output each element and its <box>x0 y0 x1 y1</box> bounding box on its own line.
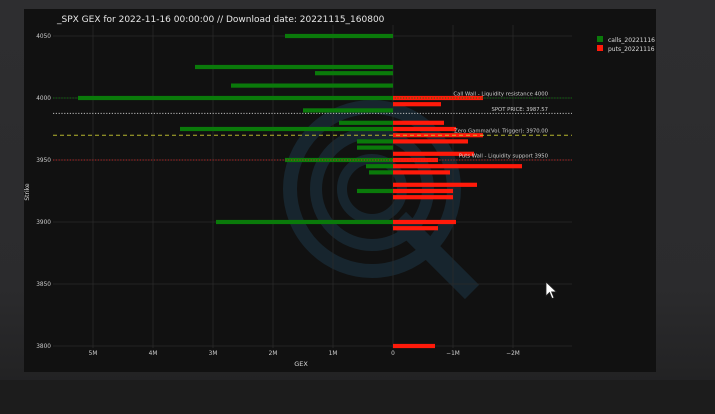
put-bar[interactable] <box>393 343 435 349</box>
x-tick-label: 3M <box>209 351 218 357</box>
call-bar[interactable] <box>366 164 393 169</box>
call-bar[interactable] <box>303 108 393 113</box>
x-tick-label: −1M <box>446 351 460 357</box>
put-bar[interactable] <box>393 102 441 107</box>
put-bar[interactable] <box>393 120 444 125</box>
put-bar[interactable] <box>393 126 456 132</box>
put-bar[interactable] <box>393 139 468 144</box>
put-bar[interactable] <box>393 226 438 231</box>
y-tick-label: 4000 <box>36 96 51 102</box>
mouse-cursor-icon <box>545 281 558 300</box>
legend: calls_20221116 puts_20221116 <box>597 36 655 53</box>
call-bar[interactable] <box>231 83 393 88</box>
call-bar[interactable] <box>195 64 393 70</box>
put-bar[interactable] <box>393 170 450 175</box>
annotation-label: SPOT PRICE: 3987.57 <box>492 107 549 113</box>
put-bar[interactable] <box>393 182 477 187</box>
put-bar[interactable] <box>393 219 456 225</box>
legend-swatch-puts[interactable] <box>597 45 603 51</box>
call-bar[interactable] <box>357 145 393 150</box>
bottom-bar <box>0 380 715 414</box>
x-tick-label: 1M <box>329 351 338 357</box>
call-bar[interactable] <box>216 219 393 225</box>
annotation-labels: Call Wall - Liquidity resistance 4000 SPO… <box>453 92 548 160</box>
x-tick-label: 5M <box>89 351 98 357</box>
gex-chart: Call Wall - Liquidity resistance 4000 SPO… <box>24 15 655 368</box>
x-tick-label: −2M <box>506 351 520 357</box>
call-bar[interactable] <box>285 33 393 39</box>
x-tick-label: 4M <box>149 351 158 357</box>
call-bar[interactable] <box>369 170 393 175</box>
put-bar[interactable] <box>393 164 522 169</box>
x-axis-ticks: 5M 4M 3M 2M 1M 0 −1M −2M <box>89 351 520 357</box>
call-bar[interactable] <box>357 188 393 194</box>
chart-title: _SPX GEX for 2022-11-16 00:00:00 // Down… <box>56 15 385 25</box>
legend-label-calls[interactable]: calls_20221116 <box>608 37 655 44</box>
y-tick-label: 3850 <box>36 282 51 288</box>
annotation-label: Zero Gamma(Vol. Trigger): 3970.00 <box>454 129 548 135</box>
y-tick-label: 4050 <box>36 34 51 40</box>
x-tick-label: 2M <box>269 351 278 357</box>
call-bar[interactable] <box>315 71 393 76</box>
x-tick-label: 0 <box>391 351 395 357</box>
put-bar[interactable] <box>393 188 453 194</box>
legend-swatch-calls[interactable] <box>597 36 603 42</box>
y-tick-label: 3900 <box>36 220 51 226</box>
annotation-label: Call Wall - Liquidity resistance 4000 <box>453 92 548 98</box>
call-bar[interactable] <box>357 139 393 144</box>
annotation-label: Puts Wall - Liquidity support 3950 <box>459 154 549 160</box>
y-axis-label: Strike <box>24 183 31 201</box>
call-bar[interactable] <box>180 126 393 132</box>
y-axis-ticks: 4050 4000 3950 3900 3850 3800 <box>36 34 51 350</box>
y-tick-label: 3800 <box>36 344 51 350</box>
y-tick-label: 3950 <box>36 158 51 164</box>
put-bar[interactable] <box>393 195 453 200</box>
call-bar[interactable] <box>339 120 393 125</box>
legend-label-puts[interactable]: puts_20221116 <box>608 46 655 53</box>
x-axis-label: GEX <box>294 360 308 368</box>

# REQUEST
Copy out the stretch of lines from the one containing "put-bar[interactable] <box>393 343" through the one containing "put-bar[interactable] <box>393 226", character for character.

# EXERCISE ANSWER
put-bar[interactable] <box>393 343 435 349</box>
x-tick-label: 3M <box>209 351 218 357</box>
call-bar[interactable] <box>366 164 393 169</box>
call-bar[interactable] <box>303 108 393 113</box>
x-tick-label: −1M <box>446 351 460 357</box>
put-bar[interactable] <box>393 102 441 107</box>
put-bar[interactable] <box>393 120 444 125</box>
put-bar[interactable] <box>393 126 456 132</box>
put-bar[interactable] <box>393 139 468 144</box>
put-bar[interactable] <box>393 226 438 231</box>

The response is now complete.